- [TASK INPUTS]
□ □ □ □
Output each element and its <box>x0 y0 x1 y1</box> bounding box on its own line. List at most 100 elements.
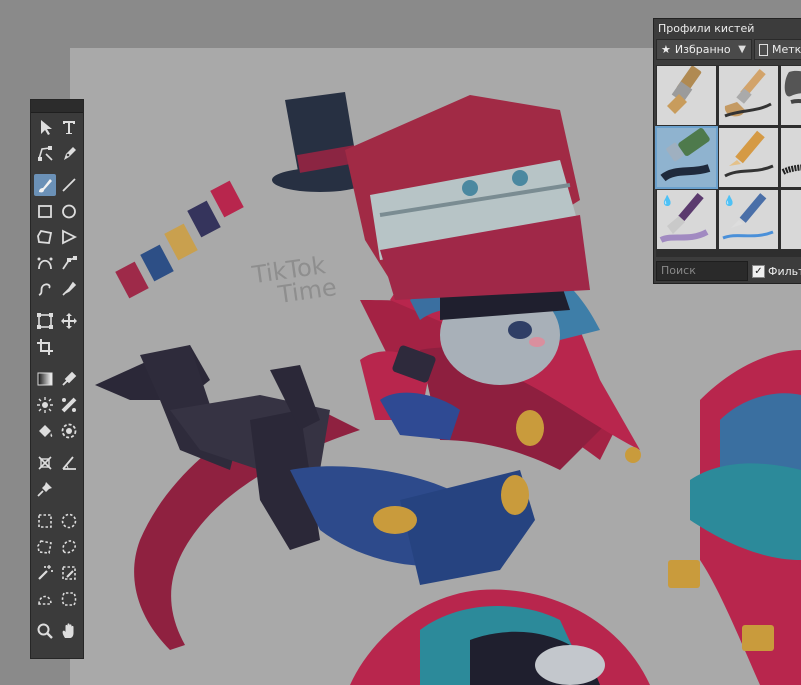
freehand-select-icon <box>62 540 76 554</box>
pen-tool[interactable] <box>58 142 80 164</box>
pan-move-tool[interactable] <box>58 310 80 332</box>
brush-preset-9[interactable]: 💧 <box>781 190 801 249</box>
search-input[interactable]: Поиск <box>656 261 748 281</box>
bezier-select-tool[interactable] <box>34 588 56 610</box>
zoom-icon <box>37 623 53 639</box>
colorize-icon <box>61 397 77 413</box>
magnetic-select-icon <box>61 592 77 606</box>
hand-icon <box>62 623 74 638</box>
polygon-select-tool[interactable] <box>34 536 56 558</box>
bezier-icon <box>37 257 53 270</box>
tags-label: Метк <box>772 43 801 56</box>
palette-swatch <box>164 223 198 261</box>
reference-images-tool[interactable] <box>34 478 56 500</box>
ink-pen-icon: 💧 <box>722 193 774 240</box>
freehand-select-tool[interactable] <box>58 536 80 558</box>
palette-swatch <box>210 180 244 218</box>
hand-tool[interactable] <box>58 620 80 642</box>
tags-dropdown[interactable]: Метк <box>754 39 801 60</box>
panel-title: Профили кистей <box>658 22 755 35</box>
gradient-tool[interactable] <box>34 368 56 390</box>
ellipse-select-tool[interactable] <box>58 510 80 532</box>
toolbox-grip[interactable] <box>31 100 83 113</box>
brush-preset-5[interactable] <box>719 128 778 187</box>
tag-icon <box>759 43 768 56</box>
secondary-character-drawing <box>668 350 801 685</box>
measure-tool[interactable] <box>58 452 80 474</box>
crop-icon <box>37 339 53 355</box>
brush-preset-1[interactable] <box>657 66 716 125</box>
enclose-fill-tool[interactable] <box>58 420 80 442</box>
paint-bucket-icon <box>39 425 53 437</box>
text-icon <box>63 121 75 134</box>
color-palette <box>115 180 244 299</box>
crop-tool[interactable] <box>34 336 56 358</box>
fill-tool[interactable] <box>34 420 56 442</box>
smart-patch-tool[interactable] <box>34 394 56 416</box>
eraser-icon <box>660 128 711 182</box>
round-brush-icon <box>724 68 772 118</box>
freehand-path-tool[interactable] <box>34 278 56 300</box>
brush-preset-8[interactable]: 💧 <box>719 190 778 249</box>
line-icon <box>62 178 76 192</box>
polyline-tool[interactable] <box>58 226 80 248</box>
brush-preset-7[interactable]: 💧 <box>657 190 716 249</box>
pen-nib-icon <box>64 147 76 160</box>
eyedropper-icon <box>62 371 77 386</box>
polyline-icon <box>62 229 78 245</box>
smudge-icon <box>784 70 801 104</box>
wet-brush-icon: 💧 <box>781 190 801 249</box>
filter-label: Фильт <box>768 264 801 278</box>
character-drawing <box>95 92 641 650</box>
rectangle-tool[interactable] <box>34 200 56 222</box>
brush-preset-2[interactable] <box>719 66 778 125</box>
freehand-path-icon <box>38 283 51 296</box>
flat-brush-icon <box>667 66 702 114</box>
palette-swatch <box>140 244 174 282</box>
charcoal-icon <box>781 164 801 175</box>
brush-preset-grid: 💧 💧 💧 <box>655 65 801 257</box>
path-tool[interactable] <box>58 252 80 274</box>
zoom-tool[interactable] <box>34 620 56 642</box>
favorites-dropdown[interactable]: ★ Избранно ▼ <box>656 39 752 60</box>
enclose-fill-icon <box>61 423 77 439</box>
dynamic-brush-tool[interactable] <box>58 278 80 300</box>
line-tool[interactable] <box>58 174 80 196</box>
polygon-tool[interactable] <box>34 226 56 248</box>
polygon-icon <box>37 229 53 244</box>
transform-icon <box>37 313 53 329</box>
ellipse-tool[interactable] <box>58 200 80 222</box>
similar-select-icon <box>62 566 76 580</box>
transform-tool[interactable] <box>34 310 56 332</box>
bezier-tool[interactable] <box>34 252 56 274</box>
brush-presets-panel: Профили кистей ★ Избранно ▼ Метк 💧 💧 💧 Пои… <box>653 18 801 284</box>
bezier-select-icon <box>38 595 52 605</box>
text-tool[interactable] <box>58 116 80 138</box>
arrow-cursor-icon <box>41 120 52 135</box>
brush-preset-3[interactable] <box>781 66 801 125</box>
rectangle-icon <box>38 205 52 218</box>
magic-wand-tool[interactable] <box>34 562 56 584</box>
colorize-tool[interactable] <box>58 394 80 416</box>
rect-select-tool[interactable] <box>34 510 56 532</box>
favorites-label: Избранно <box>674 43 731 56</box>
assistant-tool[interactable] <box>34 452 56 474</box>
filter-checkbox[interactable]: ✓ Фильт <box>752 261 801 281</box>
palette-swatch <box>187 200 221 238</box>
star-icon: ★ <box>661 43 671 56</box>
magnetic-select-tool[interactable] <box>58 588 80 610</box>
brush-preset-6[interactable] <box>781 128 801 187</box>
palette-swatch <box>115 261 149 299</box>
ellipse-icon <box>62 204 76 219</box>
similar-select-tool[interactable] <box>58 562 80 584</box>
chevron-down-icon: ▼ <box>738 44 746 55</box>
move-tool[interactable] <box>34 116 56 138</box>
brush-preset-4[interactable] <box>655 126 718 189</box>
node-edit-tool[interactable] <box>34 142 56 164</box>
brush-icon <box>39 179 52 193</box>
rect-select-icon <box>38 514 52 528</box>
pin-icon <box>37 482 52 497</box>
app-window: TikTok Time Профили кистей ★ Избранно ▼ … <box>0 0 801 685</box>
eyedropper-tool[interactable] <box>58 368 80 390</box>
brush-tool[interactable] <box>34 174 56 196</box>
□ □ □ □
- [PROBLEM DESCRIPTION]
Write out every item from the line containing "freehand-select-icon <box>62 540 76 554</box>" down to the line containing "polyline-tool[interactable] <box>58 226", both included, copying each one as it stands.

- [RESULT FOR THIS TASK]
freehand-select-icon <box>62 540 76 554</box>
pen-tool[interactable] <box>58 142 80 164</box>
pan-move-tool[interactable] <box>58 310 80 332</box>
brush-preset-9[interactable]: 💧 <box>781 190 801 249</box>
search-input[interactable]: Поиск <box>656 261 748 281</box>
bezier-select-tool[interactable] <box>34 588 56 610</box>
zoom-icon <box>37 623 53 639</box>
colorize-icon <box>61 397 77 413</box>
magnetic-select-icon <box>61 592 77 606</box>
hand-icon <box>62 623 74 638</box>
polygon-select-tool[interactable] <box>34 536 56 558</box>
bezier-icon <box>37 257 53 270</box>
tags-label: Метк <box>772 43 801 56</box>
palette-swatch <box>164 223 198 261</box>
reference-images-tool[interactable] <box>34 478 56 500</box>
ink-pen-icon: 💧 <box>722 193 774 240</box>
freehand-select-tool[interactable] <box>58 536 80 558</box>
palette-swatch <box>210 180 244 218</box>
hand-tool[interactable] <box>58 620 80 642</box>
tags-dropdown[interactable]: Метк <box>754 39 801 60</box>
panel-title: Профили кистей <box>658 22 755 35</box>
gradient-tool[interactable] <box>34 368 56 390</box>
ellipse-select-tool[interactable] <box>58 510 80 532</box>
toolbox-grip[interactable] <box>31 100 83 113</box>
brush-preset-5[interactable] <box>719 128 778 187</box>
tag-icon <box>759 43 768 56</box>
secondary-character-drawing <box>668 350 801 685</box>
measure-tool[interactable] <box>58 452 80 474</box>
crop-icon <box>37 339 53 355</box>
brush-preset-1[interactable] <box>657 66 716 125</box>
enclose-fill-tool[interactable] <box>58 420 80 442</box>
paint-bucket-icon <box>39 425 53 437</box>
text-icon <box>63 121 75 134</box>
color-palette <box>115 180 244 299</box>
crop-tool[interactable] <box>34 336 56 358</box>
fill-tool[interactable] <box>34 420 56 442</box>
smart-patch-tool[interactable] <box>34 394 56 416</box>
eraser-icon <box>660 128 711 182</box>
round-brush-icon <box>724 68 772 118</box>
freehand-path-tool[interactable] <box>34 278 56 300</box>
brush-preset-8[interactable]: 💧 <box>719 190 778 249</box>
line-icon <box>62 178 76 192</box>
polyline-tool[interactable] <box>58 226 80 248</box>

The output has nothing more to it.